PROBLEM STATEMENT: Narrow the data below down to the lines containing "stars".
════════════════
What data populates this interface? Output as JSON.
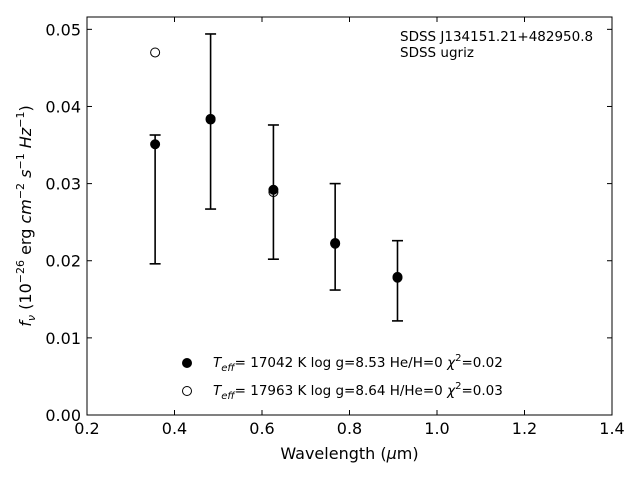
{
  "chart_data": {
    "type": "scatter",
    "annotation_lines": [
      "SDSS J134151.21+482950.8",
      "SDSS ugriz"
    ],
    "xlabel": "Wavelength (μm)",
    "ylabel": "f_ν (10^-26 erg cm^-2 s^-1 Hz^-1)",
    "xlim": [
      0.2,
      1.4
    ],
    "ylim": [
      0.0,
      0.0516
    ],
    "xticks": [
      0.2,
      0.4,
      0.6,
      0.8,
      1.0,
      1.2,
      1.4
    ],
    "xtick_labels": [
      "0.2",
      "0.4",
      "0.6",
      "0.8",
      "1.0",
      "1.2",
      "1.4"
    ],
    "yticks": [
      0.0,
      0.01,
      0.02,
      0.03,
      0.04,
      0.05
    ],
    "ytick_labels": [
      "0.00",
      "0.01",
      "0.02",
      "0.03",
      "0.04",
      "0.05"
    ],
    "grid": false,
    "legend_position": "lower-center",
    "series": [
      {
        "marker": "filled-circle",
        "legend_label": "T_eff= 17042 K  log g=8.53  He/H=0  χ²=0.02",
        "x": [
          0.3557,
          0.4825,
          0.6261,
          0.7672,
          0.9097
        ],
        "y": [
          0.0351,
          0.0383,
          0.0292,
          0.0223,
          0.0179
        ]
      },
      {
        "marker": "open-circle",
        "legend_label": "T_eff= 17963 K  log g=8.64  H/He=0  χ²=0.03",
        "x": [
          0.3557,
          0.4825,
          0.6261,
          0.7672,
          0.9097
        ],
        "y": [
          0.047,
          0.0384,
          0.0289,
          0.0222,
          0.0178
        ]
      }
    ],
    "observed": {
      "x": [
        0.3557,
        0.4825,
        0.6261,
        0.7672,
        0.9097
      ],
      "y": [
        0.028,
        0.0381,
        0.0289,
        0.0231,
        0.0174
      ],
      "yerr_low": [
        0.0084,
        0.0114,
        0.0087,
        0.0069,
        0.0052
      ],
      "yerr_high": [
        0.0083,
        0.0113,
        0.0087,
        0.0069,
        0.0052
      ]
    }
  }
}
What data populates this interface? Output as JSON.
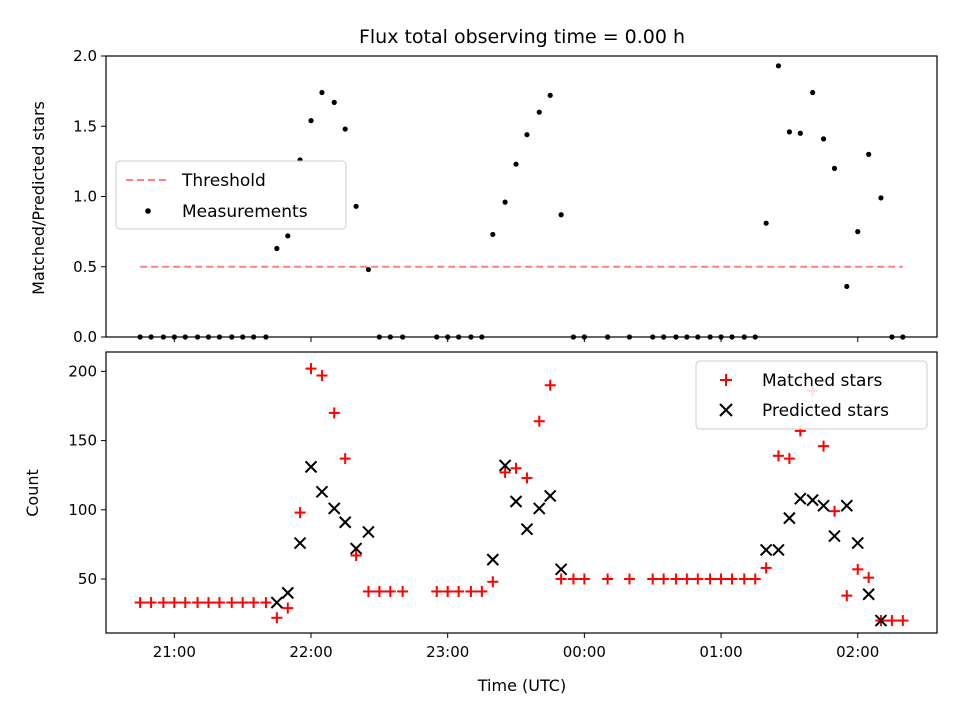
{
  "chart_data": [
    {
      "type": "scatter",
      "title": "Flux total observing time = 0.00 h",
      "xlabel": "",
      "ylabel": "Matched/Predicted stars",
      "ylim": [
        0,
        2.0
      ],
      "yticks": [
        "0.0",
        "0.5",
        "1.0",
        "1.5",
        "2.0"
      ],
      "threshold": {
        "name": "Threshold",
        "value": 0.5,
        "x_start": 20.75,
        "x_end": 26.33,
        "color": "#ff8080"
      },
      "legend": {
        "placement": "center-left",
        "entries": [
          "Threshold",
          "Measurements"
        ]
      },
      "series": [
        {
          "name": "Measurements",
          "marker": "dot",
          "color": "#000000",
          "x": [
            20.75,
            20.83,
            20.92,
            21.0,
            21.08,
            21.17,
            21.25,
            21.33,
            21.42,
            21.5,
            21.58,
            21.67,
            21.75,
            21.83,
            21.92,
            22.0,
            22.08,
            22.17,
            22.25,
            22.33,
            22.42,
            22.5,
            22.58,
            22.67,
            22.92,
            23.0,
            23.08,
            23.17,
            23.25,
            23.33,
            23.42,
            23.5,
            23.58,
            23.67,
            23.75,
            23.83,
            23.92,
            24.0,
            24.17,
            24.33,
            24.5,
            24.58,
            24.67,
            24.75,
            24.83,
            24.92,
            25.0,
            25.08,
            25.17,
            25.25,
            25.33,
            25.42,
            25.5,
            25.58,
            25.67,
            25.75,
            25.83,
            25.92,
            26.0,
            26.08,
            26.17,
            26.25,
            26.33
          ],
          "y": [
            0,
            0,
            0,
            0,
            0,
            0,
            0,
            0,
            0,
            0,
            0,
            0,
            0.63,
            0.72,
            1.26,
            1.54,
            1.74,
            1.67,
            1.48,
            0.93,
            0.48,
            0,
            0,
            0,
            0,
            0,
            0,
            0,
            0,
            0.73,
            0.96,
            1.23,
            1.44,
            1.6,
            1.72,
            0.87,
            0,
            0,
            0,
            0,
            0,
            0,
            0,
            0,
            0,
            0,
            0,
            0,
            0,
            0,
            0.81,
            1.93,
            1.46,
            1.45,
            1.74,
            1.41,
            1.2,
            0.36,
            0.75,
            1.3,
            0.99,
            0,
            0
          ]
        }
      ]
    },
    {
      "type": "scatter",
      "title": "",
      "xlabel": "Time (UTC)",
      "ylabel": "Count",
      "xlim": [
        20.5,
        26.58
      ],
      "ylim": [
        11,
        214
      ],
      "xticks": [
        {
          "value": 21.0,
          "label": "21:00"
        },
        {
          "value": 22.0,
          "label": "22:00"
        },
        {
          "value": 23.0,
          "label": "23:00"
        },
        {
          "value": 24.0,
          "label": "00:00"
        },
        {
          "value": 25.0,
          "label": "01:00"
        },
        {
          "value": 26.0,
          "label": "02:00"
        }
      ],
      "yticks": [
        50,
        100,
        150,
        200
      ],
      "legend": {
        "placement": "top-right",
        "entries": [
          "Matched stars",
          "Predicted stars"
        ]
      },
      "series": [
        {
          "name": "Matched stars",
          "marker": "plus",
          "color": "#ff0000",
          "x": [
            20.75,
            20.83,
            20.92,
            21.0,
            21.08,
            21.17,
            21.25,
            21.33,
            21.42,
            21.5,
            21.58,
            21.67,
            21.75,
            21.83,
            21.92,
            22.0,
            22.08,
            22.17,
            22.25,
            22.33,
            22.42,
            22.5,
            22.58,
            22.67,
            22.92,
            23.0,
            23.08,
            23.17,
            23.25,
            23.33,
            23.42,
            23.5,
            23.58,
            23.67,
            23.75,
            23.83,
            23.92,
            24.0,
            24.17,
            24.33,
            24.5,
            24.58,
            24.67,
            24.75,
            24.83,
            24.92,
            25.0,
            25.08,
            25.17,
            25.25,
            25.33,
            25.42,
            25.5,
            25.58,
            25.67,
            25.75,
            25.83,
            25.92,
            26.0,
            26.08,
            26.17,
            26.25,
            26.33
          ],
          "y": [
            33,
            33,
            33,
            33,
            33,
            33,
            33,
            33,
            33,
            33,
            33,
            33,
            22,
            29,
            98,
            202,
            197,
            170,
            137,
            67,
            41,
            41,
            41,
            41,
            41,
            41,
            41,
            41,
            41,
            48,
            127,
            130,
            123,
            164,
            190,
            50,
            50,
            50,
            50,
            50,
            50,
            50,
            50,
            50,
            50,
            50,
            50,
            50,
            50,
            50,
            58,
            139,
            137,
            157,
            186,
            146,
            99,
            38,
            57,
            51,
            20,
            20,
            20
          ]
        },
        {
          "name": "Predicted stars",
          "marker": "x",
          "color": "#000000",
          "x": [
            21.75,
            21.83,
            21.92,
            22.0,
            22.08,
            22.17,
            22.25,
            22.33,
            22.42,
            23.33,
            23.42,
            23.5,
            23.58,
            23.67,
            23.75,
            23.83,
            25.33,
            25.42,
            25.5,
            25.58,
            25.67,
            25.75,
            25.83,
            25.92,
            26.0,
            26.08,
            26.17
          ],
          "y": [
            33,
            40,
            76,
            131,
            113,
            101,
            91,
            72,
            84,
            64,
            132,
            106,
            86,
            101,
            110,
            57,
            71,
            71,
            94,
            108,
            107,
            103,
            81,
            103,
            76,
            39,
            20
          ]
        }
      ]
    }
  ]
}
════════════════
SOLUTION FOR THIS PROBLEM:
      "ylabel": "Matched/Predicted stars",
          "Matched stars",
          "Predicted stars"
          "name": "Matched stars",
          "name": "Predicted stars",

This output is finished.